### Exercise
Below is a block of records; repeat each one exactly.

* START Exercise input *

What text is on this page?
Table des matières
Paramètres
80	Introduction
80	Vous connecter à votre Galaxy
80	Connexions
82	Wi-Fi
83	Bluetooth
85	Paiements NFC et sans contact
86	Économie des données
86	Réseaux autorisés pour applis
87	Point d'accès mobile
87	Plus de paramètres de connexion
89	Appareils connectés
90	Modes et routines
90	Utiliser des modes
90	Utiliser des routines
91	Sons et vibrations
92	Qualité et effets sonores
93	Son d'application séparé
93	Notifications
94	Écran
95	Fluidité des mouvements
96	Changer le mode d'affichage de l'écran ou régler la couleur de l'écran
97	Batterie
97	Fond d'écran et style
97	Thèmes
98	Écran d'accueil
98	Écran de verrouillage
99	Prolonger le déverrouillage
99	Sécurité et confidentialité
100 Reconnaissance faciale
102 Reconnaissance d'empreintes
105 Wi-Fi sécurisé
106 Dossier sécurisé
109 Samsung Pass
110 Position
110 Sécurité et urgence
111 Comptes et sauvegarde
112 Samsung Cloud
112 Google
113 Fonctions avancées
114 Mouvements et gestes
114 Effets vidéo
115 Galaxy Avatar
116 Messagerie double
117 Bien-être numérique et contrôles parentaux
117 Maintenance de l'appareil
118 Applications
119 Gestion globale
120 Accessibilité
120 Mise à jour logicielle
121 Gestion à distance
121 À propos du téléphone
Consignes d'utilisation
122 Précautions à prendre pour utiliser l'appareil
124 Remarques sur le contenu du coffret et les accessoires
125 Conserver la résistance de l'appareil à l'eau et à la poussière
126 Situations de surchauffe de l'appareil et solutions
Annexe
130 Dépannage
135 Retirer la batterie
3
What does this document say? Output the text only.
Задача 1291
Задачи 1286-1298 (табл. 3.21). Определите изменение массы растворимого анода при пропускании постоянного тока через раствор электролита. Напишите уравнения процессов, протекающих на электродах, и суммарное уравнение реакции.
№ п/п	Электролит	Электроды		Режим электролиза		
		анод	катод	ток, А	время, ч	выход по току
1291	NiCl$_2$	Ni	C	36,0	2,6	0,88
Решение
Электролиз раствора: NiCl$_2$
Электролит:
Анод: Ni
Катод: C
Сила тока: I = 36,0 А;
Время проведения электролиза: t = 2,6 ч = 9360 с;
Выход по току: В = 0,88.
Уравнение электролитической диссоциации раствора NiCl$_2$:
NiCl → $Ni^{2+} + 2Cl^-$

* END Exercise input *

### Task answer
What text is on this page?
Table des matières
Paramètres
80	Introduction
80	Vous connecter à votre Galaxy
80	Connexions
82	Wi-Fi
83	Bluetooth
85	Paiements NFC et sans contact
86	Économie des données
86	Réseaux autorisés pour applis
87	Point d'accès mobile
87	Plus de paramètres de connexion
89	Appareils connectés
90	Modes et routines
90	Utiliser des modes
90	Utiliser des routines
91	Sons et vibrations
92	Qualité et effets sonores
93	Son d'application séparé
93	Notifications
94	Écran
95	Fluidité des mouvements
96	Changer le mode d'affichage de l'écran ou régler la couleur de l'écran
97	Batterie
97	Fond d'écran et style
97	Thèmes
98	Écran d'accueil
98	Écran de verrouillage
99	Prolonger le déverrouillage
99	Sécurité et confidentialité
100 Reconnaissance faciale
102 Reconnaissance d'empreintes
105 Wi-Fi sécurisé
106 Dossier sécurisé
109 Samsung Pass
110 Position
110 Sécurité et urgence
111 Comptes et sauvegarde
112 Samsung Cloud
112 Google
113 Fonctions avancées
114 Mouvements et gestes
114 Effets vidéo
115 Galaxy Avatar
116 Messagerie double
117 Bien-être numérique et contrôles parentaux
117 Maintenance de l'appareil
118 Applications
119 Gestion globale
120 Accessibilité
120 Mise à jour logicielle
121 Gestion à distance
121 À propos du téléphone
Consignes d'utilisation
122 Précautions à prendre pour utiliser l'appareil
124 Remarques sur le contenu du coffret et les accessoires
125 Conserver la résistance de l'appareil à l'eau et à la poussière
126 Situations de surchauffe de l'appareil et solutions
Annexe
130 Dépannage
135 Retirer la batterie
3
What does this document say? Output the text only.
Задача 1291
Задачи 1286-1298 (табл. 3.21). Определите изменение массы растворимого анода при пропускании постоянного тока через раствор электролита. Напишите уравнения процессов, протекающих на электродах, и суммарное уравнение реакции.
№ п/п	Электролит	Электроды		Режим электролиза		
		анод	катод	ток, А	время, ч	выход по току
1291	NiCl$_2$	Ni	C	36,0	2,6	0,88
Решение
Электролиз раствора: NiCl$_2$
Электролит:
Анод: Ni
Катод: C
Сила тока: I = 36,0 А;
Время проведения электролиза: t = 2,6 ч = 9360 с;
Выход по току: В = 0,88.
Уравнение электролитической диссоциации раствора NiCl$_2$:
NiCl → $Ni^{2+} + 2Cl^-$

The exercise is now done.